#### [Problem description]
Report every line below that holds the word "into".

[Data entries]
◆ ◆ ◆ ◆ ◆ ◆ ◆
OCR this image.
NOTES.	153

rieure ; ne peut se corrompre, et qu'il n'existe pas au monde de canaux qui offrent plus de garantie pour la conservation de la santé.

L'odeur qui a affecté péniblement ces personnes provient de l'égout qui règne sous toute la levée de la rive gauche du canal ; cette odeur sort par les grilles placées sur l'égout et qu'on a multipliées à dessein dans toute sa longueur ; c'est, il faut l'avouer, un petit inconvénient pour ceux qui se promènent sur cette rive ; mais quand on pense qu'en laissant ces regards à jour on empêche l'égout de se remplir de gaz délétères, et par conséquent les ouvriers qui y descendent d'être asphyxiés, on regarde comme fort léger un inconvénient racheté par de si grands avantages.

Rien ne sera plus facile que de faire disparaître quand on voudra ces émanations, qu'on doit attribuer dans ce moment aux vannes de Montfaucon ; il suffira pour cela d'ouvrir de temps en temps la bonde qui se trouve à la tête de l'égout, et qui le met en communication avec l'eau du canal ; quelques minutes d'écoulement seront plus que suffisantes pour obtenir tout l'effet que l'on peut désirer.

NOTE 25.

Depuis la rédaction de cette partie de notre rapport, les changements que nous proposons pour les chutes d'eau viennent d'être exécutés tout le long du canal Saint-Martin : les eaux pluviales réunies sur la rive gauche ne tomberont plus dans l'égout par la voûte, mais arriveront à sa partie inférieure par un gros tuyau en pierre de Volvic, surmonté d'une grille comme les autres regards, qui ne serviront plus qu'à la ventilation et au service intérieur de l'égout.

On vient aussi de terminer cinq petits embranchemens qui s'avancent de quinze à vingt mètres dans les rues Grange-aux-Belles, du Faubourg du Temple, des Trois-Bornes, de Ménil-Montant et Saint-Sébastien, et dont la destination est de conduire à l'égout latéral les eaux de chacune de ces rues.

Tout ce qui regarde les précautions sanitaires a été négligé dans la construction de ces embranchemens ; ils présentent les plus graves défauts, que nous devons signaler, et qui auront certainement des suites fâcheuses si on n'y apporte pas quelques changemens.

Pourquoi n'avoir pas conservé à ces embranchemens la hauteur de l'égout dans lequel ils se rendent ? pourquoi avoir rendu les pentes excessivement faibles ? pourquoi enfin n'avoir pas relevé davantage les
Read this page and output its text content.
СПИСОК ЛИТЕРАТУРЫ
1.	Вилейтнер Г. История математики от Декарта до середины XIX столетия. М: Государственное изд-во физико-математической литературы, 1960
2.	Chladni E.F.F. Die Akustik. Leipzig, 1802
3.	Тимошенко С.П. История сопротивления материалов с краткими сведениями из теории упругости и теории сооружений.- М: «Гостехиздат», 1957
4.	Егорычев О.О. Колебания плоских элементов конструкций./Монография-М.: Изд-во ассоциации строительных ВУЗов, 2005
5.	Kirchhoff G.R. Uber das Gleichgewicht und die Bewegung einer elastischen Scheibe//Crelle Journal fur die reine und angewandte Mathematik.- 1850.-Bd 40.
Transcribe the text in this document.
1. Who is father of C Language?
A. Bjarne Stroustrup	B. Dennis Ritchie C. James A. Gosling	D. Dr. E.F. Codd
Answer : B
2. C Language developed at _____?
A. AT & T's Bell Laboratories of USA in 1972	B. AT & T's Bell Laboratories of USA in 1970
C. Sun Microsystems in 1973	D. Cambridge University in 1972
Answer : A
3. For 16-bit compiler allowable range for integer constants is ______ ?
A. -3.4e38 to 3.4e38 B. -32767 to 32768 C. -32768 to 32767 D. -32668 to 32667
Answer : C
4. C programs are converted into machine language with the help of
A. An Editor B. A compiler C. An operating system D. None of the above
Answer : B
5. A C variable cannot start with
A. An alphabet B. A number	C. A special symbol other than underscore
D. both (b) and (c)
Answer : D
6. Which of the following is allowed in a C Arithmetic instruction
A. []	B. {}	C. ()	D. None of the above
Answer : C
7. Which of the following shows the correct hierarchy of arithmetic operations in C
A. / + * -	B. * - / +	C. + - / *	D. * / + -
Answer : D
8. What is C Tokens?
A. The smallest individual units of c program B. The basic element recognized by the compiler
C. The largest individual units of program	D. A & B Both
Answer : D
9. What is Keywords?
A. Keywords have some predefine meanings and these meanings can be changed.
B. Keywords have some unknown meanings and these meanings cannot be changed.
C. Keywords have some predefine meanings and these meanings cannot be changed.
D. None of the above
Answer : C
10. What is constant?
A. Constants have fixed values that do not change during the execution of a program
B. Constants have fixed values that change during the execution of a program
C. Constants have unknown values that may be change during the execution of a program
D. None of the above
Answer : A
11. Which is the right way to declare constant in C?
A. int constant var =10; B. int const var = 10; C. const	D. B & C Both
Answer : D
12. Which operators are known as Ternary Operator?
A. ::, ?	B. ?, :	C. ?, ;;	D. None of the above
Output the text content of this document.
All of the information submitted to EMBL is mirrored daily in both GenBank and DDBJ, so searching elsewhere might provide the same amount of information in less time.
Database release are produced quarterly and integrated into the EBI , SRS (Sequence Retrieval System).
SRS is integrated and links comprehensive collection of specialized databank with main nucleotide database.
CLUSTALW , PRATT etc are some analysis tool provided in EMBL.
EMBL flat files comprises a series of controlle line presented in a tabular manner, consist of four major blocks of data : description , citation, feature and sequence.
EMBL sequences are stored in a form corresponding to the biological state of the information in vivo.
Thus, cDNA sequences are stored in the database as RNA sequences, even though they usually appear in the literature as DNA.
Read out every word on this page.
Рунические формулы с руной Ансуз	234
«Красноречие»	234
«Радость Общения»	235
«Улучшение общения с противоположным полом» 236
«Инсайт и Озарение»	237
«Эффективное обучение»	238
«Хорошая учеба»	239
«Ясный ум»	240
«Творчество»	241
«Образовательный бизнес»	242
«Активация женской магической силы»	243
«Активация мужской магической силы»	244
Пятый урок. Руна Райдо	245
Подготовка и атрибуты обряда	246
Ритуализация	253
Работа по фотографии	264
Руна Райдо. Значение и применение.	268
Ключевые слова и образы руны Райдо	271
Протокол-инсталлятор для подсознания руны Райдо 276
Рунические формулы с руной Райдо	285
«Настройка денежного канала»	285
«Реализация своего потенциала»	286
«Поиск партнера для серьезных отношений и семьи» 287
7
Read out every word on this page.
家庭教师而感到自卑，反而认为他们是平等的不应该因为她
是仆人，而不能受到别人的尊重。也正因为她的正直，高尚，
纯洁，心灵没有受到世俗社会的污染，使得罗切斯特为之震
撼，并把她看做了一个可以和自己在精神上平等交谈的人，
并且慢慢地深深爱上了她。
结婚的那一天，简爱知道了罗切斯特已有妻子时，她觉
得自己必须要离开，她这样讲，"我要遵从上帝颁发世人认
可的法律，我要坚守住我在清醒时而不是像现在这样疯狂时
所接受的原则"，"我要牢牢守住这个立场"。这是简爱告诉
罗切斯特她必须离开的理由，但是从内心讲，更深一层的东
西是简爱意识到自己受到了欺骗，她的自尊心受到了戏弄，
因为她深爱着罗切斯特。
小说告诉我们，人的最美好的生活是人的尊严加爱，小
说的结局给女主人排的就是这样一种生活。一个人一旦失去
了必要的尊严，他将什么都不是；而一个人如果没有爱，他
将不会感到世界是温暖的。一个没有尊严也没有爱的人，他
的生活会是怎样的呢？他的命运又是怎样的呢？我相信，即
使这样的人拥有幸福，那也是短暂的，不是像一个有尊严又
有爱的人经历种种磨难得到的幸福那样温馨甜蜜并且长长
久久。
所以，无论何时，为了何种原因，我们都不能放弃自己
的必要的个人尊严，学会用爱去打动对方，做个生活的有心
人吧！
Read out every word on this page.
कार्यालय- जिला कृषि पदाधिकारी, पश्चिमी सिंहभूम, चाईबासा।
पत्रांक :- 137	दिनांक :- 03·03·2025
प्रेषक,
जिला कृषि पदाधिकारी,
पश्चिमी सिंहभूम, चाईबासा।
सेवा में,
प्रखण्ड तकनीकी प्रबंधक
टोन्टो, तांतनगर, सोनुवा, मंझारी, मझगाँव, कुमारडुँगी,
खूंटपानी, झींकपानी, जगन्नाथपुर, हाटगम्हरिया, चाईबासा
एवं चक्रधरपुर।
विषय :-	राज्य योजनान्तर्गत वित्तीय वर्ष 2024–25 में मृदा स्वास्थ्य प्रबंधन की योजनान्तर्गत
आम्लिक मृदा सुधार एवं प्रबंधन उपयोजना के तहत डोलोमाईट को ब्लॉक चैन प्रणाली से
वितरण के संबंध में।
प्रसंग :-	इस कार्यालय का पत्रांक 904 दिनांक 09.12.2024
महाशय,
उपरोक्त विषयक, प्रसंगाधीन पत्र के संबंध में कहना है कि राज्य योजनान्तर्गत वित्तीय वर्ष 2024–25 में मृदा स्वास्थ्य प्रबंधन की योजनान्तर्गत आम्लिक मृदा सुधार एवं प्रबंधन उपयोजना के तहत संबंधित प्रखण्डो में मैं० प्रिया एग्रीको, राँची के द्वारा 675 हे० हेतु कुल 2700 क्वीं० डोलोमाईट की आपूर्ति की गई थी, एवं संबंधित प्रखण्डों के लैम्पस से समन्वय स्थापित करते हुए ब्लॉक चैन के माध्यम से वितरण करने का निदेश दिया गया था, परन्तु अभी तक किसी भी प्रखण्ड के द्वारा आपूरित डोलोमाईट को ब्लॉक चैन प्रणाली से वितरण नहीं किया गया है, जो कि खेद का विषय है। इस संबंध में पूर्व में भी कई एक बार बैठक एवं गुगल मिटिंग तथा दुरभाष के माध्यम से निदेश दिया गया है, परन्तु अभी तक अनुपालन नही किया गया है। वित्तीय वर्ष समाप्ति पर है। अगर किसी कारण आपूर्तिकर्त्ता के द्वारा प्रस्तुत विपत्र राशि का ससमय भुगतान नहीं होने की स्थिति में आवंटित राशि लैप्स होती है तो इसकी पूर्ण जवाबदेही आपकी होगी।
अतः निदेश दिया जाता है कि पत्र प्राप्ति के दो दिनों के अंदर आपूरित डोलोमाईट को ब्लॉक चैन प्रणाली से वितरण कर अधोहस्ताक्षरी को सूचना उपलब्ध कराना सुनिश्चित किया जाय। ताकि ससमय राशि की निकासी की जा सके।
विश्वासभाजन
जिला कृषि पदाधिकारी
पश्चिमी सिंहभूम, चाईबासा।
◆ ◆ ◆ ◆ ◆ ◆ ◆
#### [Finished exercise]
4. C programs are converted into machine language with the help of
Database release are produced quarterly and integrated into the EBI , SRS (Sequence Retrieval System).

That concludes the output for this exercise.